- [Task objective] Gather every line in the records below that contains the word "Magnetar".

- [Source material]
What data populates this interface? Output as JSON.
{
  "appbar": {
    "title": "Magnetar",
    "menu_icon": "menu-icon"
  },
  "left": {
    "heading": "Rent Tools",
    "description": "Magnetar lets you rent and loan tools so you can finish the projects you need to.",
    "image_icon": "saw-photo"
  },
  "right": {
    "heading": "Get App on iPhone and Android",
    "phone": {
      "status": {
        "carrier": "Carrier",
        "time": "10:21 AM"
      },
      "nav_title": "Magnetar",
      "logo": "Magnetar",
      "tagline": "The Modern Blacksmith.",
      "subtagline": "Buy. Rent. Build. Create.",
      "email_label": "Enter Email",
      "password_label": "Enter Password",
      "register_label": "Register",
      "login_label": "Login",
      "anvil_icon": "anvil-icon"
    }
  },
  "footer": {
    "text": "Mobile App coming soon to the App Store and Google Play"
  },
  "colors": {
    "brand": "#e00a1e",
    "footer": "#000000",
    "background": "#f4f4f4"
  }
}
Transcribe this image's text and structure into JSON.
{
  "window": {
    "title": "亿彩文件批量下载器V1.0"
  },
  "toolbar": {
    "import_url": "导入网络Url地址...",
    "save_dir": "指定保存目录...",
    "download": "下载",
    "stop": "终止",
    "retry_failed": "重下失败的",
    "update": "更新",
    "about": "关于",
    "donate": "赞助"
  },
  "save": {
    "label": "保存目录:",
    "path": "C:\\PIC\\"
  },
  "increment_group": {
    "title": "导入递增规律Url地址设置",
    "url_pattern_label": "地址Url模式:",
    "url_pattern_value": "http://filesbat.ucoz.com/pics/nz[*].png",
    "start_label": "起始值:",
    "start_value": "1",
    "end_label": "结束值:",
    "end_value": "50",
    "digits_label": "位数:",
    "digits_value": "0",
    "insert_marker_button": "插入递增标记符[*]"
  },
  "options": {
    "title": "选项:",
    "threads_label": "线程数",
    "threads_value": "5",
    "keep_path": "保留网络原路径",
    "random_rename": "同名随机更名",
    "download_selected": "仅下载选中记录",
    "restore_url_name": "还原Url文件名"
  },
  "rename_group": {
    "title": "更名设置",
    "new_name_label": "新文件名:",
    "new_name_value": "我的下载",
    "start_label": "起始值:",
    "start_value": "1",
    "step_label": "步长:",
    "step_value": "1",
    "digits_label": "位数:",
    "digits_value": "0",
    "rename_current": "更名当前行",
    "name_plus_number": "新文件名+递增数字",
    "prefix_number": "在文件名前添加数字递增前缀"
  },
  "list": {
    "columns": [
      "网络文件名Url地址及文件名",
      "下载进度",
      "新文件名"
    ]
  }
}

- [Output for this exercise]
    "title": "Magnetar",
    "description": "Magnetar lets you rent and loan tools so you can finish the projects you need to.",
      "nav_title": "Magnetar",
      "logo": "Magnetar",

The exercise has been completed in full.